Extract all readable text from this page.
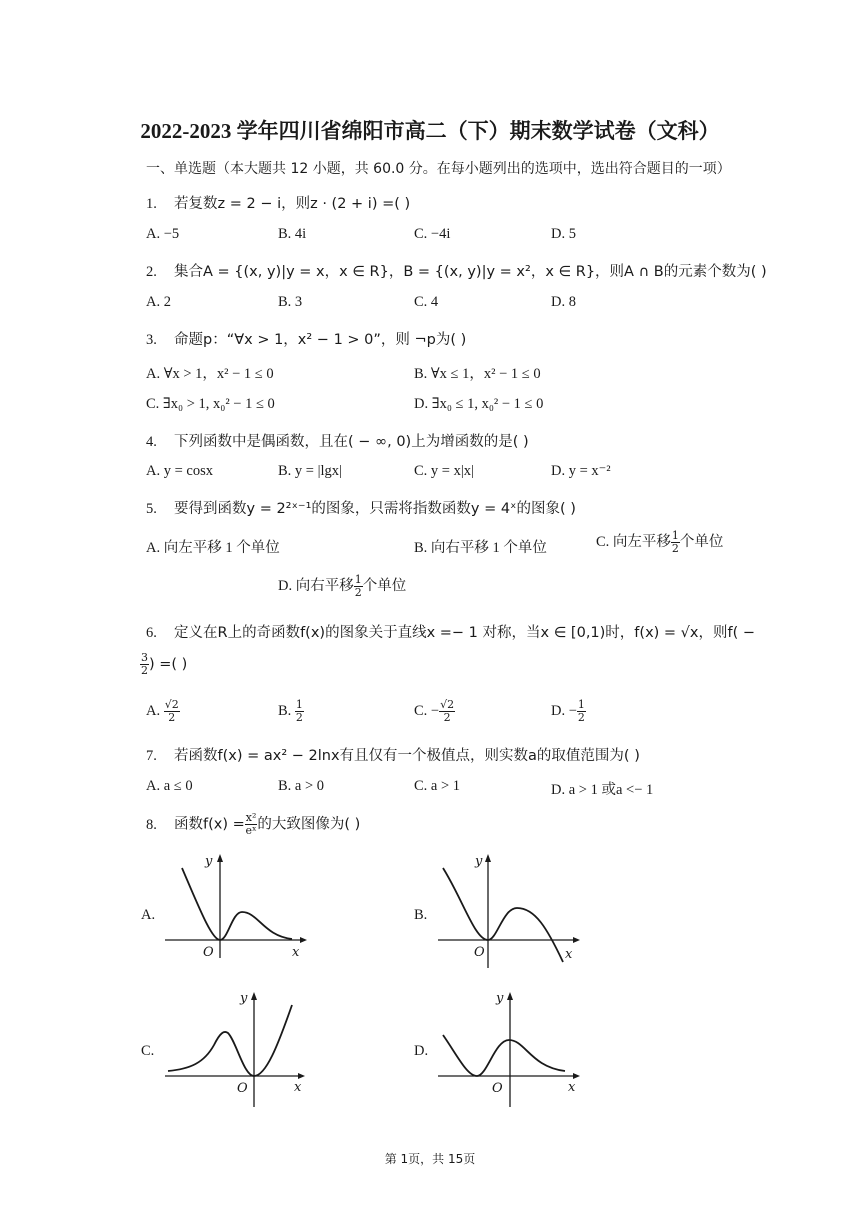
2022-2023 学年四川省绵阳市高二（下）期末数学试卷（文科）
一、单选题（本大题共 12 小题，共 60.0 分。在每小题列出的选项中，选出符合题目的一项）
1. 若复数z = 2 − i，则z · (2 + i) =( )
A. −5	B. 4i	C. −4i	D. 5
2. 集合A = {(x, y)|y = x，x ∈ R}，B = {(x, y)|y = x²，x ∈ R}，则A ∩ B的元素个数为( )
A. 2	B. 3	C. 4	D. 8
3. 命题p：“∀x > 1，x² − 1 > 0”，则 ¬p为( )
A. ∀x > 1，x² − 1 ≤ 0	B. ∀x ≤ 1，x² − 1 ≤ 0
C. ∃x₀ > 1, x₀² − 1 ≤ 0	D. ∃x₀ ≤ 1, x₀² − 1 ≤ 0
4. 下列函数中是偶函数，且在( − ∞, 0)上为增函数的是( )
A. y = cosx	B. y = |lgx|	C. y = x|x|	D. y = x⁻²
5. 要得到函数y = 2²ˣ⁻¹的图象，只需将指数函数y = 4ˣ的图象( )
A. 向左平移 1 个单位	B. 向右平移 1 个单位	C. 向左平移 $\frac{1}{2}$ 个单位
D. 向右平移 $\frac{1}{2}$ 个单位
6. 定义在R上的奇函数f(x)的图象关于直线x =− 1 对称，当x ∈ [0,1)时，f(x) = √x，则f( −
$\frac{3}{2}$ ) =( )
A. $\frac{√2}{2}$	B. $\frac{1}{2}$	C. − $\frac{√2}{2}$	D. − $\frac{1}{2}$
7. 若函数f(x) = ax² − 2lnx有且仅有一个极值点，则实数a的取值范围为( )
A. a ≤ 0	B. a > 0	C. a > 1	D. a > 1 或a <− 1
8. 函数$f(x) = \frac{\text{x²}}{\text{eˣ}}$ 的大致图像为( )
A.	B.
C.	D.
y
x
O
y
x
O
y
x
O
y
x
O
第 1页，共 15页
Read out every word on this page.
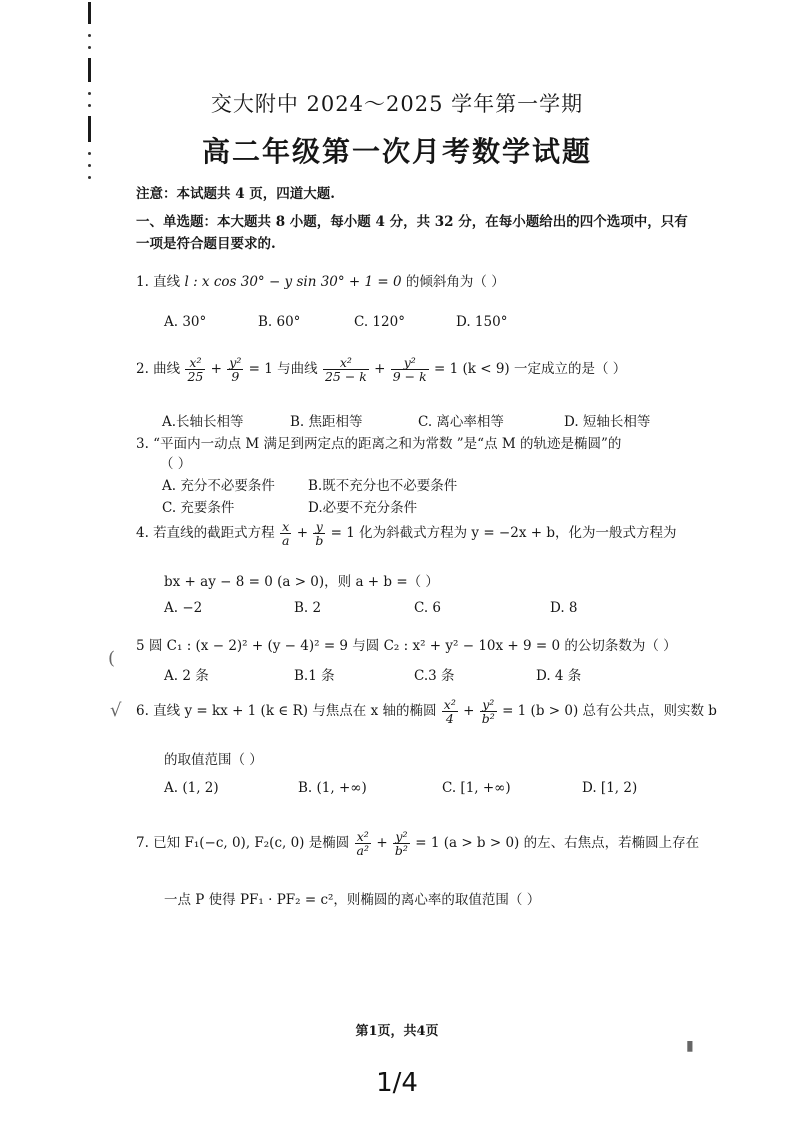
交大附中 2024～2025 学年第一学期
高二年级第一次月考数学试题
注意：本试题共 4 页，四道大题.
一、单选题：本大题共 8 小题，每小题 4 分，共 32 分，在每小题给出的四个选项中，只有
一项是符合题目要求的.
1. 直线 l : x cos 30° − y sin 30° + 1 = 0 的倾斜角为（ ）
A. 30°	B. 60°	C. 120°	D. 150°
2. 曲线 $\frac{\text{x²}}{25} + \frac{\text{y²}}{9} = 1$ 与曲线 $\frac{\text{x²}}{25 - k} + \frac{\text{y²}}{9 - k} = 1$ (k < 9) 一定成立的是（ ）
A.长轴长相等	B. 焦距相等	C. 离心率相等	D. 短轴长相等
3. “平面内一动点 M 满足到两定点的距离之和为常数 ”是“点 M 的轨迹是椭圆”的
（ ）
A. 充分不必要条件 B.既不充分也不必要条件
C. 充要条件	D.必要不充分条件
4. 若直线的截距式方程 $\frac{x}{a} + \frac{y}{b} = 1$ 化为斜截式方程为 y = −2x + b，化为一般式方程为
bx + ay − 8 = 0 (a > 0)，则 a + b =（ ）
A. −2	B. 2	C. 6	D. 8
5 圆 C₁ : (x − 2)² + (y − 4)² = 9 与圆 C₂ : x² + y² − 10x + 9 = 0 的公切条数为（ ）
A. 2 条	B.1 条	C.3 条	D. 4 条
6. 直线 y = kx + 1 (k ∈ R) 与焦点在 x 轴的椭圆 $\frac{\text{x²}}{4} + \frac{\text{y²}}{\text{b²}} = 1$ (b > 0) 总有公共点，则实数 b
的取值范围（ ）
A. (1, 2)	B. (1, +∞)	C. [1, +∞)	D. [1, 2)
7. 已知 F₁(−c, 0), F₂(c, 0) 是椭圆 $\frac{\text{x²}}{\text{a²}} + \frac{\text{y²}}{\text{b²}} = 1$ (a > b > 0) 的左、右焦点，若椭圆上存在
一点 P 使得 PF₁ · PF₂ = c²，则椭圆的离心率的取值范围（ ）
(
√
▮
第1页，共4页
1/4
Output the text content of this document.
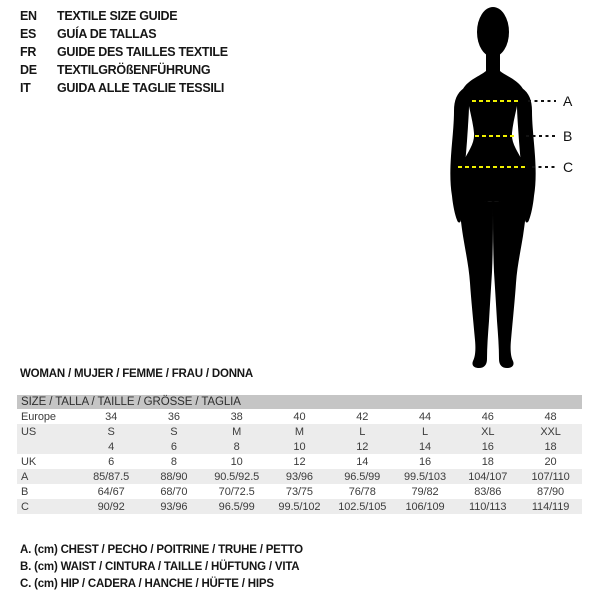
EN	TEXTILE SIZE GUIDE
ES	GUÍA DE TALLAS
FR	GUIDE DES TAILLES TEXTILE
DE	TEXTILGRÖßENFÜHRUNG
IT	GUIDA ALLE TAGLIE TESSILI
A
B
C
WOMAN / MUJER / FEMME / FRAU / DONNA
SIZE / TALLA / TAILLE / GRÖSSE / TAGLIA								
Europe	34	36	38	40	42	44	46	48
US	S	S	M	M	L	L	XL	XXL
	4	6	8	10	12	14	16	18
UK	6	8	10	12	14	16	18	20
A	85/87.5	88/90	90.5/92.5	93/96	96.5/99	99.5/103	104/107	107/110
B	64/67	68/70	70/72.5	73/75	76/78	79/82	83/86	87/90
C	90/92	93/96	96.5/99	99.5/102	102.5/105	106/109	110/113	114/119
A. (cm) CHEST / PECHO / POITRINE / TRUHE / PETTO
B. (cm) WAIST / CINTURA / TAILLE / HÜFTUNG / VITA
C. (cm) HIP / CADERA / HANCHE / HÜFTE / HIPS
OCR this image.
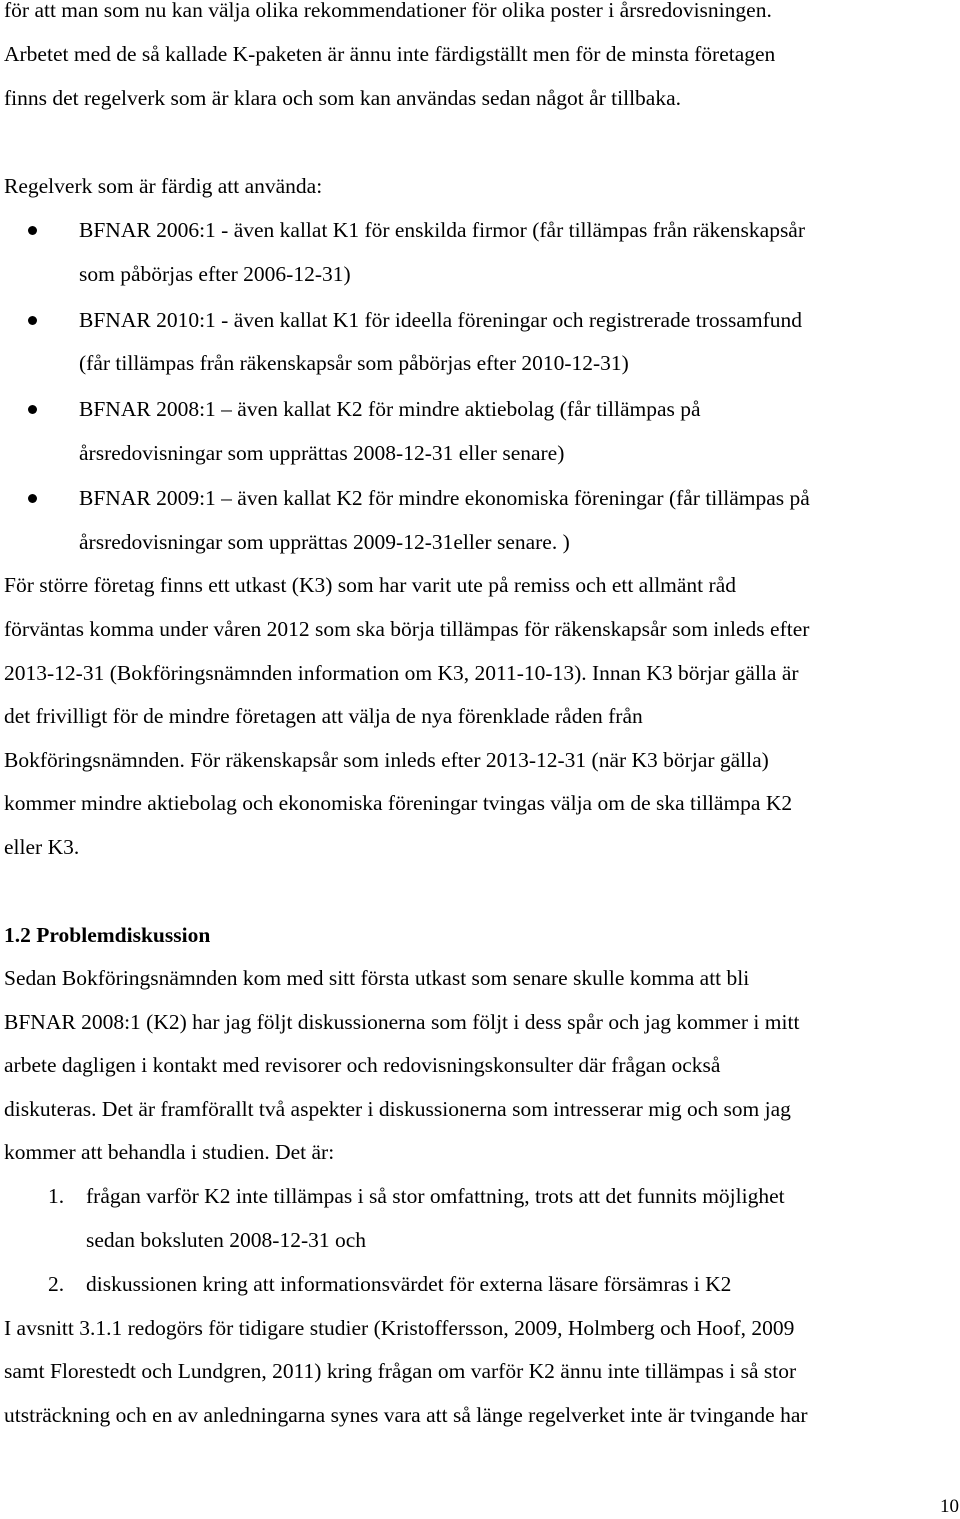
för att man som nu kan välja olika rekommendationer för olika poster i årsredovisningen.
Arbetet med de så kallade K-paketen är ännu inte färdigställt men för de minsta företagen
finns det regelverk som är klara och som kan användas sedan något år tillbaka.
Regelverk som är färdig att använda:
BFNAR 2006:1 - även kallat K1 för enskilda firmor (får tillämpas från räkenskapsår
som påbörjas efter 2006-12-31)
BFNAR 2010:1 - även kallat K1 för ideella föreningar och registrerade trossamfund
(får tillämpas från räkenskapsår som påbörjas efter 2010-12-31)
BFNAR 2008:1 – även kallat K2 för mindre aktiebolag (får tillämpas på
årsredovisningar som upprättas 2008-12-31 eller senare)
BFNAR 2009:1 – även kallat K2 för mindre ekonomiska föreningar (får tillämpas på
årsredovisningar som upprättas 2009-12-31eller senare. )
För större företag finns ett utkast (K3) som har varit ute på remiss och ett allmänt råd
förväntas komma under våren 2012 som ska börja tillämpas för räkenskapsår som inleds efter
2013-12-31 (Bokföringsnämnden information om K3, 2011-10-13). Innan K3 börjar gälla är
det frivilligt för de mindre företagen att välja de nya förenklade råden från
Bokföringsnämnden. För räkenskapsår som inleds efter 2013-12-31 (när K3 börjar gälla)
kommer mindre aktiebolag och ekonomiska föreningar tvingas välja om de ska tillämpa K2
eller K3.
1.2 Problemdiskussion
Sedan Bokföringsnämnden kom med sitt första utkast som senare skulle komma att bli
BFNAR 2008:1 (K2) har jag följt diskussionerna som följt i dess spår och jag kommer i mitt
arbete dagligen i kontakt med revisorer och redovisningskonsulter där frågan också
diskuteras. Det är framförallt två aspekter i diskussionerna som intresserar mig och som jag
kommer att behandla i studien. Det är:
1. frågan varför K2 inte tillämpas i så stor omfattning, trots att det funnits möjlighet
sedan boksluten 2008-12-31 och
2. diskussionen kring att informationsvärdet för externa läsare försämras i K2
I avsnitt 3.1.1 redogörs för tidigare studier (Kristoffersson, 2009, Holmberg och Hoof, 2009
samt Florestedt och Lundgren, 2011) kring frågan om varför K2 ännu inte tillämpas i så stor
utsträckning och en av anledningarna synes vara att så länge regelverket inte är tvingande har
10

******

_Exercise_
List the lines of the records where "komma" occurs.

_Finished task_
förväntas komma under våren 2012 som ska börja tillämpas för räkenskapsår som inleds efter
Sedan Bokföringsnämnden kom med sitt första utkast som senare skulle komma att bli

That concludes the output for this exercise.